## DATA SUPPLIED
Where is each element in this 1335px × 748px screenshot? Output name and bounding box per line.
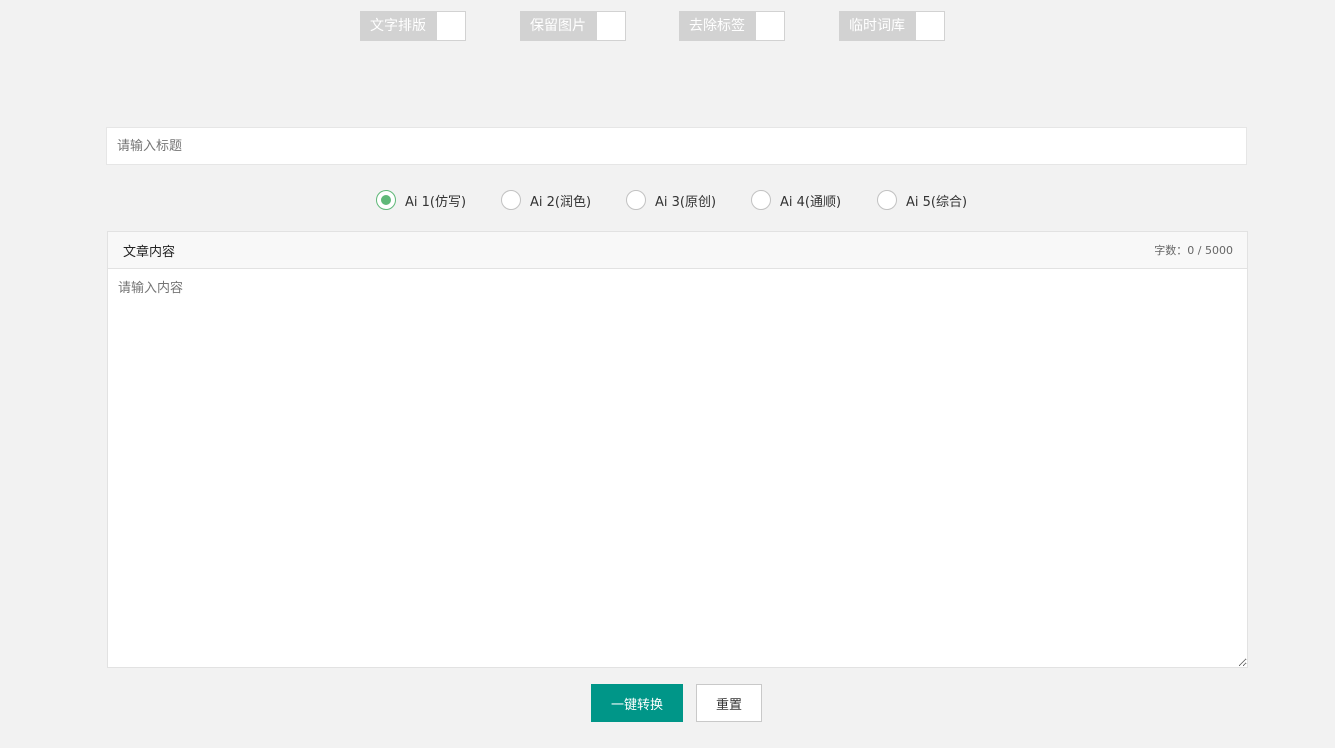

==

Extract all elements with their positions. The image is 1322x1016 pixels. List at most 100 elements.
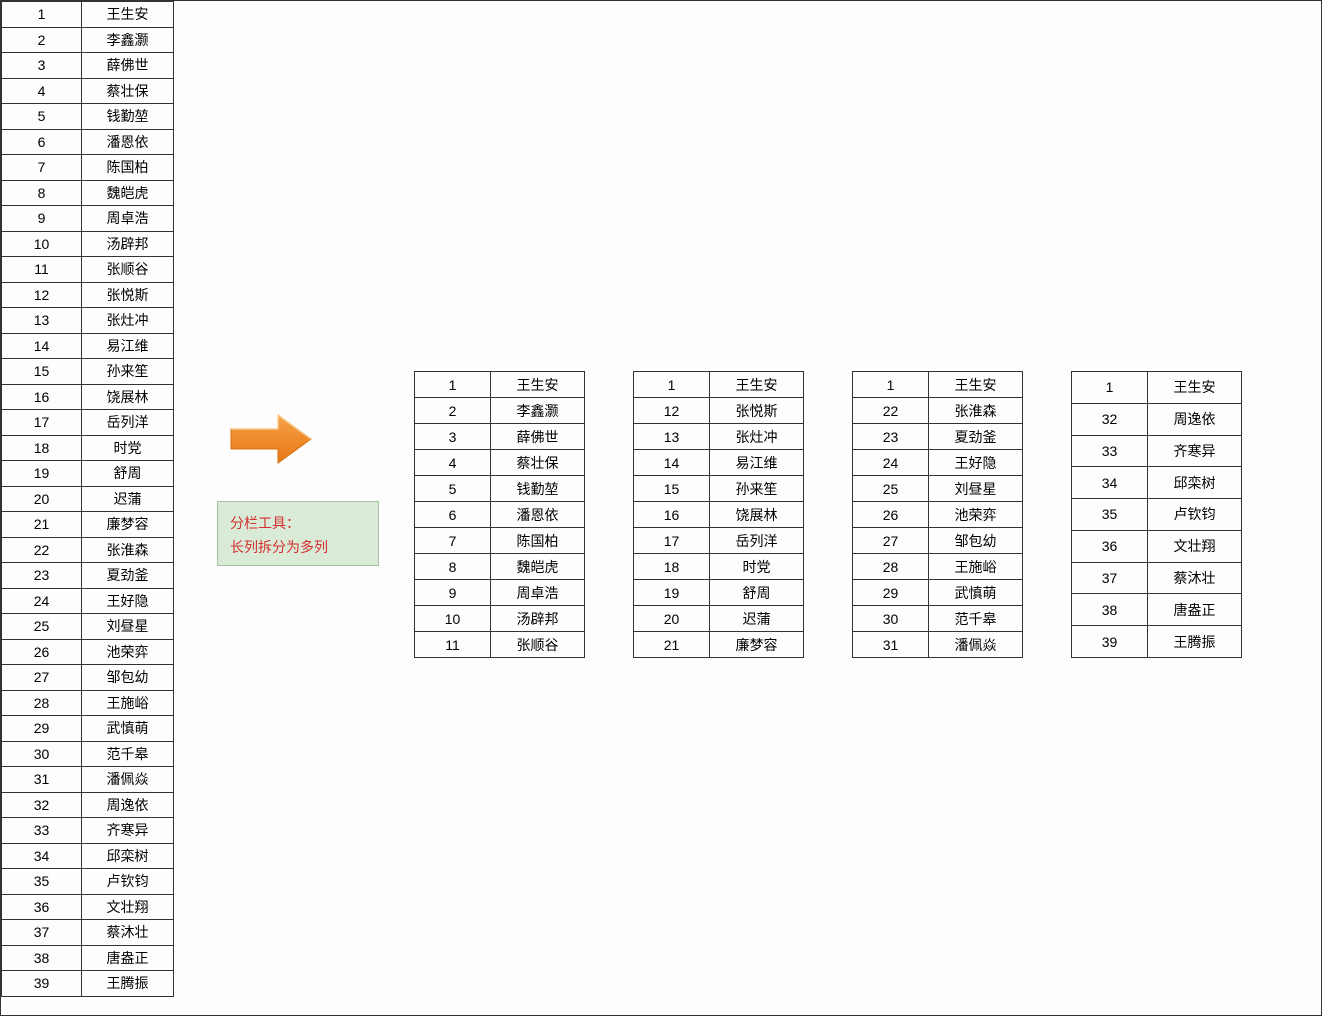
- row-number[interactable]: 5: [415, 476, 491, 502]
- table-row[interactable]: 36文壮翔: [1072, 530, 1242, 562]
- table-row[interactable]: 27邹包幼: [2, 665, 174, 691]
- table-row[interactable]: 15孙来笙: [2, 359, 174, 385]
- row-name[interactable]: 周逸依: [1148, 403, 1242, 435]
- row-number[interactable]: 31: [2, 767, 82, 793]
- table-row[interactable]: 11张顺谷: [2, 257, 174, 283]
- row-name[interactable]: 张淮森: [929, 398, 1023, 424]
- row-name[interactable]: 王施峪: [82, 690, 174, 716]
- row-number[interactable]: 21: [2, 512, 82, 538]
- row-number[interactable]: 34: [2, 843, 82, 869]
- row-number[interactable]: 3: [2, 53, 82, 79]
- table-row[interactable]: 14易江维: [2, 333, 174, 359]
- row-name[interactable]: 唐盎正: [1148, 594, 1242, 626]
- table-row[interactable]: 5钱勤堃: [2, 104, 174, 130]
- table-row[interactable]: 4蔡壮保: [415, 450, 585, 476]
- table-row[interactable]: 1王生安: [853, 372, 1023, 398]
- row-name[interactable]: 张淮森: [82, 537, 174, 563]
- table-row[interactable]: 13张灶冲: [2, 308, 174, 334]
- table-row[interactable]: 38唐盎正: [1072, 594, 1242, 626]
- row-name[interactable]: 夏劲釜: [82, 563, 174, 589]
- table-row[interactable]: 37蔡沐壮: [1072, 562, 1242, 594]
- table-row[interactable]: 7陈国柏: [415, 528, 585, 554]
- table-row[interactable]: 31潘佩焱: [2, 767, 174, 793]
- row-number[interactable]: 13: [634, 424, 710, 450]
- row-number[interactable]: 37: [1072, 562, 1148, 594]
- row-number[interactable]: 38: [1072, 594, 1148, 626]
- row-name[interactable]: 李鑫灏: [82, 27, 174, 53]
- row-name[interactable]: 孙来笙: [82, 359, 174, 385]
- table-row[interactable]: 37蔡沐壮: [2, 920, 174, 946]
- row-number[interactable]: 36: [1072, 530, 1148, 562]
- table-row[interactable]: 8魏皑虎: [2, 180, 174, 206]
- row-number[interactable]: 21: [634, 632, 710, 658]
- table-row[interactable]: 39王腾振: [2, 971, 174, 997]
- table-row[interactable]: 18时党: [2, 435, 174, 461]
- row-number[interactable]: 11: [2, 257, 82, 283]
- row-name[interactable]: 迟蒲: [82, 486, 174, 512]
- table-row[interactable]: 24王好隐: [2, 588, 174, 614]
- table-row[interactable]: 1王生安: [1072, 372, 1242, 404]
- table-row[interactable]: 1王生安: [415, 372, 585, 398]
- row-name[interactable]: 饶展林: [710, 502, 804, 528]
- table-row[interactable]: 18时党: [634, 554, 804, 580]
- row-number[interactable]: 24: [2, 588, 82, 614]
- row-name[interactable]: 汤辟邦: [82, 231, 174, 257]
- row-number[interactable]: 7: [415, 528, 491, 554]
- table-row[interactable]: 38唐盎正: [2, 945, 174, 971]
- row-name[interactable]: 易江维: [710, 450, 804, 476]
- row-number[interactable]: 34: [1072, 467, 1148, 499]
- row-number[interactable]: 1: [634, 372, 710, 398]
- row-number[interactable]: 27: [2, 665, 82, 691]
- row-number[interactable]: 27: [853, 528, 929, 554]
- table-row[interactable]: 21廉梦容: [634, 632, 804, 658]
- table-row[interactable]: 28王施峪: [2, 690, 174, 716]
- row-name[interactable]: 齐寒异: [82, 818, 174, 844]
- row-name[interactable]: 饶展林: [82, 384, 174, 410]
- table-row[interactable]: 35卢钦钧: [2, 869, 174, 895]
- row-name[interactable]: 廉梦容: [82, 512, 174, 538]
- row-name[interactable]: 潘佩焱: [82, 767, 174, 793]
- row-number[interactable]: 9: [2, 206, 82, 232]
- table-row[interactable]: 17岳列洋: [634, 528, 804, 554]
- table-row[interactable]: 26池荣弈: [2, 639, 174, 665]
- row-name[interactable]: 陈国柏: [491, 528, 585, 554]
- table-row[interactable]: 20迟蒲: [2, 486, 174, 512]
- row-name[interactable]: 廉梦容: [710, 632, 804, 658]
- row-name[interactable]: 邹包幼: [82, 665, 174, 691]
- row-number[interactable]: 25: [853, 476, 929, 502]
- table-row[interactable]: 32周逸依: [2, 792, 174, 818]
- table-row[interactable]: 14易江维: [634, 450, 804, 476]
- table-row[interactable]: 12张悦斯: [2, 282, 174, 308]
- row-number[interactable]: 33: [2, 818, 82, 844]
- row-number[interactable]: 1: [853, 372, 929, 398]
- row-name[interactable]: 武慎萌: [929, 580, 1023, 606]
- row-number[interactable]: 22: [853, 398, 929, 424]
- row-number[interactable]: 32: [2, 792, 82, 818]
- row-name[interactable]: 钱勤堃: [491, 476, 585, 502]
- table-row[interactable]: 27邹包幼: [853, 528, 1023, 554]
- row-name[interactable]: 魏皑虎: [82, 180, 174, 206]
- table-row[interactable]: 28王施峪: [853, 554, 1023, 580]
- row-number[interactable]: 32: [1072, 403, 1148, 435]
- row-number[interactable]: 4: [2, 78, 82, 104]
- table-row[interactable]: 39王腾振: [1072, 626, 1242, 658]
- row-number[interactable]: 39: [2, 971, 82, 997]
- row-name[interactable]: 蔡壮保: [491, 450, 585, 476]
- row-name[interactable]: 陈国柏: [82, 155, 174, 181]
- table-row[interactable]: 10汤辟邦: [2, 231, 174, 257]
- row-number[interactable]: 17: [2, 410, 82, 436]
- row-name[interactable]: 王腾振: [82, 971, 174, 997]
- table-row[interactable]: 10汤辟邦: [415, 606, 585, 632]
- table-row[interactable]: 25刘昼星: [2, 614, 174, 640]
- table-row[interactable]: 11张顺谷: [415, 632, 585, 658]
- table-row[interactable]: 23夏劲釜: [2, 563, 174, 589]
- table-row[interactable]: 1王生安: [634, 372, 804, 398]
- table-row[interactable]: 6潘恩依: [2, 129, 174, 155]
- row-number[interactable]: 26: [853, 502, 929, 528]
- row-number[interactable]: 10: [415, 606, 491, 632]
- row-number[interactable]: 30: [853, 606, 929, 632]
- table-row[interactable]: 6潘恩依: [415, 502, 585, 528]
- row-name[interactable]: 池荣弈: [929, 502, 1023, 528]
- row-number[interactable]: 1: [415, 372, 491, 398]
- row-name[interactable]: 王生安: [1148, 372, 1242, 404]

==

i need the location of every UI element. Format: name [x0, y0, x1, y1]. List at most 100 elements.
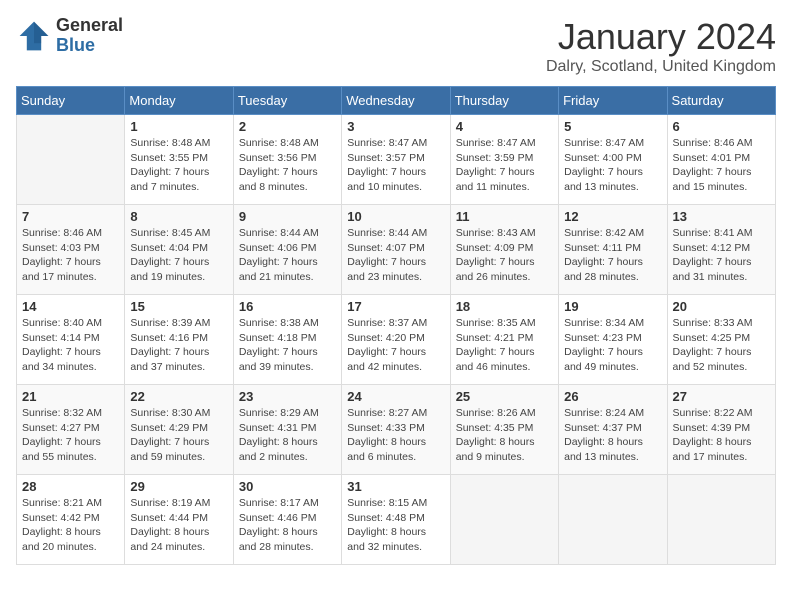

## THE REQUEST
Please repeat the data word for word, starting with the line containing "Extract all elements" and going on through the line containing "- table-row[interactable]: 1王生安: [853, 372, 1023, 398]", and leave out the pictures.

## THE OUTPUT
Extract all elements with their positions. The image is 1322x1016 pixels. List at most 100 elements.
- row-number[interactable]: 5: [415, 476, 491, 502]
- table-row[interactable]: 36文壮翔: [1072, 530, 1242, 562]
- table-row[interactable]: 27邹包幼: [2, 665, 174, 691]
- table-row[interactable]: 15孙来笙: [2, 359, 174, 385]
- row-name[interactable]: 周逸依: [1148, 403, 1242, 435]
- row-number[interactable]: 31: [2, 767, 82, 793]
- table-row[interactable]: 11张顺谷: [2, 257, 174, 283]
- row-name[interactable]: 张淮森: [929, 398, 1023, 424]
- row-name[interactable]: 王施峪: [82, 690, 174, 716]
- row-number[interactable]: 21: [2, 512, 82, 538]
- row-number[interactable]: 34: [2, 843, 82, 869]
- row-number[interactable]: 3: [2, 53, 82, 79]
- table-row[interactable]: 14易江维: [2, 333, 174, 359]
- row-name[interactable]: 唐盎正: [1148, 594, 1242, 626]
- table-row[interactable]: 5钱勤堃: [2, 104, 174, 130]
- table-row[interactable]: 4蔡壮保: [415, 450, 585, 476]
- table-row[interactable]: 1王生安: [853, 372, 1023, 398]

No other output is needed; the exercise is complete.